**YOUR INSTRUCTIONS:**
The records below must be written out exactly, with every picture left behind.

**DATA LISTING:**
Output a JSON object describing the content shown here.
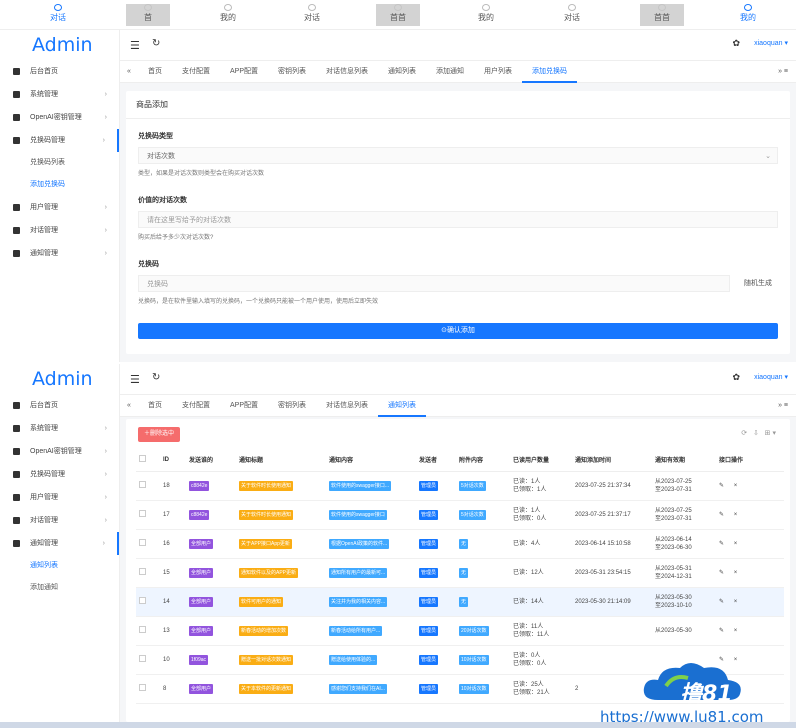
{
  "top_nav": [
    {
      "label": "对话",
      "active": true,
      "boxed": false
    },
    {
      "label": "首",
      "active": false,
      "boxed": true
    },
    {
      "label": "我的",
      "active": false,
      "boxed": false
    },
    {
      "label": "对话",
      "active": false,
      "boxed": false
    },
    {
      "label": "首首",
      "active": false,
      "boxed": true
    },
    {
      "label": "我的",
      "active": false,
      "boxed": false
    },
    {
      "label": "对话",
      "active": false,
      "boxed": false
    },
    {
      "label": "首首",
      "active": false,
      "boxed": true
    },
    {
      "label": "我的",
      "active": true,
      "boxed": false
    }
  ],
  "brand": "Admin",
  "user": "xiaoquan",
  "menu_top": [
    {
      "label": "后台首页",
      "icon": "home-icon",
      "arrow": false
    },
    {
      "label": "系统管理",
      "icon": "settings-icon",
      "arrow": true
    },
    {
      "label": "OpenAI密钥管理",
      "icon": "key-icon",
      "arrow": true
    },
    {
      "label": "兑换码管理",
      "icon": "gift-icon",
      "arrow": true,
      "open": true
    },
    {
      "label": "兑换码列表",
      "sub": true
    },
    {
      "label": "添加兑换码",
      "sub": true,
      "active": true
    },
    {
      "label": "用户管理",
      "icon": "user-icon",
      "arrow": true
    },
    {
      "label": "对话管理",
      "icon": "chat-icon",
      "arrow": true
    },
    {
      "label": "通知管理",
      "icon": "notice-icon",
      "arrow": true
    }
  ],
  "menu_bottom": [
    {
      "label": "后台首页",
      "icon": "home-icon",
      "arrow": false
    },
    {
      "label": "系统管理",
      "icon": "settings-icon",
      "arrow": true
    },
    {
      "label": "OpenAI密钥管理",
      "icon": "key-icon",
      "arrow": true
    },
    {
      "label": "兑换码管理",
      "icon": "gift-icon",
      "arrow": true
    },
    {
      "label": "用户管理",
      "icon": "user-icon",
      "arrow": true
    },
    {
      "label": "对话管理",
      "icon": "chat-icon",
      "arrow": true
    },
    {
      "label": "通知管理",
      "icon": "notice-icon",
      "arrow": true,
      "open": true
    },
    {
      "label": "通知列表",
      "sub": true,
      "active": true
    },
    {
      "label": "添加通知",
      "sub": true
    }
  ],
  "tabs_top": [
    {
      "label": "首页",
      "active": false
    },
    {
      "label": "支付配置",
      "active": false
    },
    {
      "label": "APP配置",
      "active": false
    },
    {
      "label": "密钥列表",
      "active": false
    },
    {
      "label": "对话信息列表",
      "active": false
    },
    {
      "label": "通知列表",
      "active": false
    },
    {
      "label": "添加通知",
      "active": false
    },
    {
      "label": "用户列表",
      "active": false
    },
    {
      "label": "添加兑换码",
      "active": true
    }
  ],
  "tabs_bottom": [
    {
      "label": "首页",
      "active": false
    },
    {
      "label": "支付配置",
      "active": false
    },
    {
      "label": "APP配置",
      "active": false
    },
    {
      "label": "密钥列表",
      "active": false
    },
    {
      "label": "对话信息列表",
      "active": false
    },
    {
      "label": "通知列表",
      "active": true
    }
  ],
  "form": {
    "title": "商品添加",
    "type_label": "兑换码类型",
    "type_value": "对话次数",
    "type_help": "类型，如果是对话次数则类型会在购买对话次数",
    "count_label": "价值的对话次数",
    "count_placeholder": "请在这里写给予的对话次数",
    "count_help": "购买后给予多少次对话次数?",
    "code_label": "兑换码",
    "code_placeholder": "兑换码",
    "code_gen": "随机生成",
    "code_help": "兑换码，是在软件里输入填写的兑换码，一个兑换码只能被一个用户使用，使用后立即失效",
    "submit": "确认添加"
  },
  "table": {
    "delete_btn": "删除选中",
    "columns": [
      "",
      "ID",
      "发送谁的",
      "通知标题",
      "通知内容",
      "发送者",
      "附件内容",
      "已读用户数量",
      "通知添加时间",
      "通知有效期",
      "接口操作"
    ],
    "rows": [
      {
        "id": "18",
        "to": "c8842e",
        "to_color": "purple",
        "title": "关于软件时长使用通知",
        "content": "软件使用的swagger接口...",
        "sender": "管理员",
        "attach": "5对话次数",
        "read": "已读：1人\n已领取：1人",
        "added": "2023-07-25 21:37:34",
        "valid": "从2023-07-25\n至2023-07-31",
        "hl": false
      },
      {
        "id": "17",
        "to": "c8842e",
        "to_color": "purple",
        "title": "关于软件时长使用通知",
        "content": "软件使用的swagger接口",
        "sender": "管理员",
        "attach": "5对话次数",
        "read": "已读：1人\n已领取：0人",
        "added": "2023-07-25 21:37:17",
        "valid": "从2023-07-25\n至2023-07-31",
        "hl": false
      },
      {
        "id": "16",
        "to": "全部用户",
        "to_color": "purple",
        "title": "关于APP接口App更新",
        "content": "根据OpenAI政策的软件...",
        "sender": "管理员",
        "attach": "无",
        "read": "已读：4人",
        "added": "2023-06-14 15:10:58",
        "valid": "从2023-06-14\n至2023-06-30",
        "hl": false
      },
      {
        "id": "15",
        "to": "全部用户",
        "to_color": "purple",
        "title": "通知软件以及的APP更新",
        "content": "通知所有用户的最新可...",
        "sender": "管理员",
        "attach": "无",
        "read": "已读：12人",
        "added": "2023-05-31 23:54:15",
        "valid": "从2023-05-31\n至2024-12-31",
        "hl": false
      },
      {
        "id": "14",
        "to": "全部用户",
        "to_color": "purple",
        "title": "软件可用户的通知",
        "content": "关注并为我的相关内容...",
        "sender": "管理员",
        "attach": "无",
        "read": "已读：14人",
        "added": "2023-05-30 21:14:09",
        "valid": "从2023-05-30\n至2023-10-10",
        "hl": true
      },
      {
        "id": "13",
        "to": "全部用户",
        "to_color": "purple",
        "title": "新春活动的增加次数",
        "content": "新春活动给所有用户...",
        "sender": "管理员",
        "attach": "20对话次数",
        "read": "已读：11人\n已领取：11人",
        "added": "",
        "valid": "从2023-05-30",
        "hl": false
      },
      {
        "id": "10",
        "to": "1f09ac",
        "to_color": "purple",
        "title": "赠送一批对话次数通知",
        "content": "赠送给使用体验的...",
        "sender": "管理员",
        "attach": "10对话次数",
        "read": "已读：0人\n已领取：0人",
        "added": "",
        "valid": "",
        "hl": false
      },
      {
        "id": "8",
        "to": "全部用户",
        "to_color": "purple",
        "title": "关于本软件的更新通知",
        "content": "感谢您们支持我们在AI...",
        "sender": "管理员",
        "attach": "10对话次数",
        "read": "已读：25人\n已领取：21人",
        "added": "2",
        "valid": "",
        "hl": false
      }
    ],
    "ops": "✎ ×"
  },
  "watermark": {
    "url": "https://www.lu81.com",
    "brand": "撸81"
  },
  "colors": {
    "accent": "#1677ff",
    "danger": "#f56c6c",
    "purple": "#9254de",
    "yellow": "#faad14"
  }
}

**COMPLETE ANSWER:**
Output a JSON object describing the content shown here.
{
  "top_nav": [
    {
      "label": "对话",
      "active": true,
      "boxed": false
    },
    {
      "label": "首",
      "active": false,
      "boxed": true
    },
    {
      "label": "我的",
      "active": false,
      "boxed": false
    },
    {
      "label": "对话",
      "active": false,
      "boxed": false
    },
    {
      "label": "首首",
      "active": false,
      "boxed": true
    },
    {
      "label": "我的",
      "active": false,
      "boxed": false
    },
    {
      "label": "对话",
      "active": false,
      "boxed": false
    },
    {
      "label": "首首",
      "active": false,
      "boxed": true
    },
    {
      "label": "我的",
      "active": true,
      "boxed": false
    }
  ],
  "brand": "Admin",
  "user": "xiaoquan",
  "menu_top": [
    {
      "label": "后台首页",
      "icon": "home-icon",
      "arrow": false
    },
    {
      "label": "系统管理",
      "icon": "settings-icon",
      "arrow": true
    },
    {
      "label": "OpenAI密钥管理",
      "icon": "key-icon",
      "arrow": true
    },
    {
      "label": "兑换码管理",
      "icon": "gift-icon",
      "arrow": true,
      "open": true
    },
    {
      "label": "兑换码列表",
      "sub": true
    },
    {
      "label": "添加兑换码",
      "sub": true,
      "active": true
    },
    {
      "label": "用户管理",
      "icon": "user-icon",
      "arrow": true
    },
    {
      "label": "对话管理",
      "icon": "chat-icon",
      "arrow": true
    },
    {
      "label": "通知管理",
      "icon": "notice-icon",
      "arrow": true
    }
  ],
  "menu_bottom": [
    {
      "label": "后台首页",
      "icon": "home-icon",
      "arrow": false
    },
    {
      "label": "系统管理",
      "icon": "settings-icon",
      "arrow": true
    },
    {
      "label": "OpenAI密钥管理",
      "icon": "key-icon",
      "arrow": true
    },
    {
      "label": "兑换码管理",
      "icon": "gift-icon",
      "arrow": true
    },
    {
      "label": "用户管理",
      "icon": "user-icon",
      "arrow": true
    },
    {
      "label": "对话管理",
      "icon": "chat-icon",
      "arrow": true
    },
    {
      "label": "通知管理",
      "icon": "notice-icon",
      "arrow": true,
      "open": true
    },
    {
      "label": "通知列表",
      "sub": true,
      "active": true
    },
    {
      "label": "添加通知",
      "sub": true
    }
  ],
  "tabs_top": [
    {
      "label": "首页",
      "active": false
    },
    {
      "label": "支付配置",
      "active": false
    },
    {
      "label": "APP配置",
      "active": false
    },
    {
      "label": "密钥列表",
      "active": false
    },
    {
      "label": "对话信息列表",
      "active": false
    },
    {
      "label": "通知列表",
      "active": false
    },
    {
      "label": "添加通知",
      "active": false
    },
    {
      "label": "用户列表",
      "active": false
    },
    {
      "label": "添加兑换码",
      "active": true
    }
  ],
  "tabs_bottom": [
    {
      "label": "首页",
      "active": false
    },
    {
      "label": "支付配置",
      "active": false
    },
    {
      "label": "APP配置",
      "active": false
    },
    {
      "label": "密钥列表",
      "active": false
    },
    {
      "label": "对话信息列表",
      "active": false
    },
    {
      "label": "通知列表",
      "active": true
    }
  ],
  "form": {
    "title": "商品添加",
    "type_label": "兑换码类型",
    "type_value": "对话次数",
    "type_help": "类型，如果是对话次数则类型会在购买对话次数",
    "count_label": "价值的对话次数",
    "count_placeholder": "请在这里写给予的对话次数",
    "count_help": "购买后给予多少次对话次数?",
    "code_label": "兑换码",
    "code_placeholder": "兑换码",
    "code_gen": "随机生成",
    "code_help": "兑换码，是在软件里输入填写的兑换码，一个兑换码只能被一个用户使用，使用后立即失效",
    "submit": "确认添加"
  },
  "table": {
    "delete_btn": "删除选中",
    "columns": [
      "",
      "ID",
      "发送谁的",
      "通知标题",
      "通知内容",
      "发送者",
      "附件内容",
      "已读用户数量",
      "通知添加时间",
      "通知有效期",
      "接口操作"
    ],
    "rows": [
      {
        "id": "18",
        "to": "c8842e",
        "to_color": "purple",
        "title": "关于软件时长使用通知",
        "content": "软件使用的swagger接口...",
        "sender": "管理员",
        "attach": "5对话次数",
        "read": "已读：1人\n已领取：1人",
        "added": "2023-07-25 21:37:34",
        "valid": "从2023-07-25\n至2023-07-31",
        "hl": false
      },
      {
        "id": "17",
        "to": "c8842e",
        "to_color": "purple",
        "title": "关于软件时长使用通知",
        "content": "软件使用的swagger接口",
        "sender": "管理员",
        "attach": "5对话次数",
        "read": "已读：1人\n已领取：0人",
        "added": "2023-07-25 21:37:17",
        "valid": "从2023-07-25\n至2023-07-31",
        "hl": false
      },
      {
        "id": "16",
        "to": "全部用户",
        "to_color": "purple",
        "title": "关于APP接口App更新",
        "content": "根据OpenAI政策的软件...",
        "sender": "管理员",
        "attach": "无",
        "read": "已读：4人",
        "added": "2023-06-14 15:10:58",
        "valid": "从2023-06-14\n至2023-06-30",
        "hl": false
      },
      {
        "id": "15",
        "to": "全部用户",
        "to_color": "purple",
        "title": "通知软件以及的APP更新",
        "content": "通知所有用户的最新可...",
        "sender": "管理员",
        "attach": "无",
        "read": "已读：12人",
        "added": "2023-05-31 23:54:15",
        "valid": "从2023-05-31\n至2024-12-31",
        "hl": false
      },
      {
        "id": "14",
        "to": "全部用户",
        "to_color": "purple",
        "title": "软件可用户的通知",
        "content": "关注并为我的相关内容...",
        "sender": "管理员",
        "attach": "无",
        "read": "已读：14人",
        "added": "2023-05-30 21:14:09",
        "valid": "从2023-05-30\n至2023-10-10",
        "hl": true
      },
      {
        "id": "13",
        "to": "全部用户",
        "to_color": "purple",
        "title": "新春活动的增加次数",
        "content": "新春活动给所有用户...",
        "sender": "管理员",
        "attach": "20对话次数",
        "read": "已读：11人\n已领取：11人",
        "added": "",
        "valid": "从2023-05-30",
        "hl": false
      },
      {
        "id": "10",
        "to": "1f09ac",
        "to_color": "purple",
        "title": "赠送一批对话次数通知",
        "content": "赠送给使用体验的...",
        "sender": "管理员",
        "attach": "10对话次数",
        "read": "已读：0人\n已领取：0人",
        "added": "",
        "valid": "",
        "hl": false
      },
      {
        "id": "8",
        "to": "全部用户",
        "to_color": "purple",
        "title": "关于本软件的更新通知",
        "content": "感谢您们支持我们在AI...",
        "sender": "管理员",
        "attach": "10对话次数",
        "read": "已读：25人\n已领取：21人",
        "added": "2",
        "valid": "",
        "hl": false
      }
    ],
    "ops": "✎ ×"
  },
  "watermark": {
    "url": "https://www.lu81.com",
    "brand": "撸81"
  },
  "colors": {
    "accent": "#1677ff",
    "danger": "#f56c6c",
    "purple": "#9254de",
    "yellow": "#faad14"
  }
}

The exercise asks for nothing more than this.